>>>>>

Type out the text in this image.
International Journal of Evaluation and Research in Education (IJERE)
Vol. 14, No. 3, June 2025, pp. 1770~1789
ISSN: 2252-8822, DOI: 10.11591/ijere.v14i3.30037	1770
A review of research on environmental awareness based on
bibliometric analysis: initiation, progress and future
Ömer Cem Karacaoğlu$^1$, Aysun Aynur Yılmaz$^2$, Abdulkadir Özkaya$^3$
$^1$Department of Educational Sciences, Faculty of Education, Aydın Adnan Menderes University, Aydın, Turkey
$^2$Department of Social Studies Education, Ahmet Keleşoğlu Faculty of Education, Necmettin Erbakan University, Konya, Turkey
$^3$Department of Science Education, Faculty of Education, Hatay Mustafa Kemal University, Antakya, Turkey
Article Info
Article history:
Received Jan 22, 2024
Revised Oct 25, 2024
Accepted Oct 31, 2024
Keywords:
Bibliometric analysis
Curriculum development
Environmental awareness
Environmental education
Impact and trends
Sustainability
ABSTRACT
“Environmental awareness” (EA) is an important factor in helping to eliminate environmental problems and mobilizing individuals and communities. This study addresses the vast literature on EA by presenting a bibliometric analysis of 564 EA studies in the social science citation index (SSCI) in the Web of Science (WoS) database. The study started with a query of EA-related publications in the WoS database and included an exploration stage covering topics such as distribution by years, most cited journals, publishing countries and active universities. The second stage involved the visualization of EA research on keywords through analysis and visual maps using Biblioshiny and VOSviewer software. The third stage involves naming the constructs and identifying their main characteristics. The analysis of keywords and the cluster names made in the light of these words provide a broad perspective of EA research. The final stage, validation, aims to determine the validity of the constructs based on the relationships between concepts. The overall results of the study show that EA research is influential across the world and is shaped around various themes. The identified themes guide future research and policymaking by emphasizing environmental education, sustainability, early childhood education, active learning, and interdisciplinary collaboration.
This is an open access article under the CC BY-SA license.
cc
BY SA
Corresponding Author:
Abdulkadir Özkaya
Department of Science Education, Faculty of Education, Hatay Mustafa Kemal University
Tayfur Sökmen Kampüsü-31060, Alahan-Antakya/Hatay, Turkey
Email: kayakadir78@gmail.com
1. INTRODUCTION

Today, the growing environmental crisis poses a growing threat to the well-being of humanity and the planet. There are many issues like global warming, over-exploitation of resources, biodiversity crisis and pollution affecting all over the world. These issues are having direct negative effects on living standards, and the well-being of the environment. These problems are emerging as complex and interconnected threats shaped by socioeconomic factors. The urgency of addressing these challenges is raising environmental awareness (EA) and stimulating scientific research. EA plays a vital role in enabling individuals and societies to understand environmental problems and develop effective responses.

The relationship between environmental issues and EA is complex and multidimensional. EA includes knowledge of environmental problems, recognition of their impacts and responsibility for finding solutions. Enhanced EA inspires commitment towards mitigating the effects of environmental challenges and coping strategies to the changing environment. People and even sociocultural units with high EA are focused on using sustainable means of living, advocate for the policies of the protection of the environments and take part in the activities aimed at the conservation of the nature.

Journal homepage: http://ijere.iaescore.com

<<<<<

_Problem to solve_
Each record must be returned exactly as it is written.

_Correct result_
Type out the text in this image.
International Journal of Evaluation and Research in Education (IJERE)
Vol. 14, No. 3, June 2025, pp. 1770~1789
ISSN: 2252-8822, DOI: 10.11591/ijere.v14i3.30037	1770
A review of research on environmental awareness based on
bibliometric analysis: initiation, progress and future
Ömer Cem Karacaoğlu$^1$, Aysun Aynur Yılmaz$^2$, Abdulkadir Özkaya$^3$
$^1$Department of Educational Sciences, Faculty of Education, Aydın Adnan Menderes University, Aydın, Turkey
$^2$Department of Social Studies Education, Ahmet Keleşoğlu Faculty of Education, Necmettin Erbakan University, Konya, Turkey
$^3$Department of Science Education, Faculty of Education, Hatay Mustafa Kemal University, Antakya, Turkey
Article Info
Article history:
Received Jan 22, 2024
Revised Oct 25, 2024
Accepted Oct 31, 2024
Keywords:
Bibliometric analysis
Curriculum development
Environmental awareness
Environmental education
Impact and trends
Sustainability
ABSTRACT
“Environmental awareness” (EA) is an important factor in helping to eliminate environmental problems and mobilizing individuals and communities. This study addresses the vast literature on EA by presenting a bibliometric analysis of 564 EA studies in the social science citation index (SSCI) in the Web of Science (WoS) database. The study started with a query of EA-related publications in the WoS database and included an exploration stage covering topics such as distribution by years, most cited journals, publishing countries and active universities. The second stage involved the visualization of EA research on keywords through analysis and visual maps using Biblioshiny and VOSviewer software. The third stage involves naming the constructs and identifying their main characteristics. The analysis of keywords and the cluster names made in the light of these words provide a broad perspective of EA research. The final stage, validation, aims to determine the validity of the constructs based on the relationships between concepts. The overall results of the study show that EA research is influential across the world and is shaped around various themes. The identified themes guide future research and policymaking by emphasizing environmental education, sustainability, early childhood education, active learning, and interdisciplinary collaboration.
This is an open access article under the CC BY-SA license.
cc
BY SA
Corresponding Author:
Abdulkadir Özkaya
Department of Science Education, Faculty of Education, Hatay Mustafa Kemal University
Tayfur Sökmen Kampüsü-31060, Alahan-Antakya/Hatay, Turkey
Email: kayakadir78@gmail.com
1. INTRODUCTION

Today, the growing environmental crisis poses a growing threat to the well-being of humanity and the planet. There are many issues like global warming, over-exploitation of resources, biodiversity crisis and pollution affecting all over the world. These issues are having direct negative effects on living standards, and the well-being of the environment. These problems are emerging as complex and interconnected threats shaped by socioeconomic factors. The urgency of addressing these challenges is raising environmental awareness (EA) and stimulating scientific research. EA plays a vital role in enabling individuals and societies to understand environmental problems and develop effective responses.

The relationship between environmental issues and EA is complex and multidimensional. EA includes knowledge of environmental problems, recognition of their impacts and responsibility for finding solutions. Enhanced EA inspires commitment towards mitigating the effects of environmental challenges and coping strategies to the changing environment. People and even sociocultural units with high EA are focused on using sustainable means of living, advocate for the policies of the protection of the environments and take part in the activities aimed at the conservation of the nature.

Journal homepage: http://ijere.iaescore.com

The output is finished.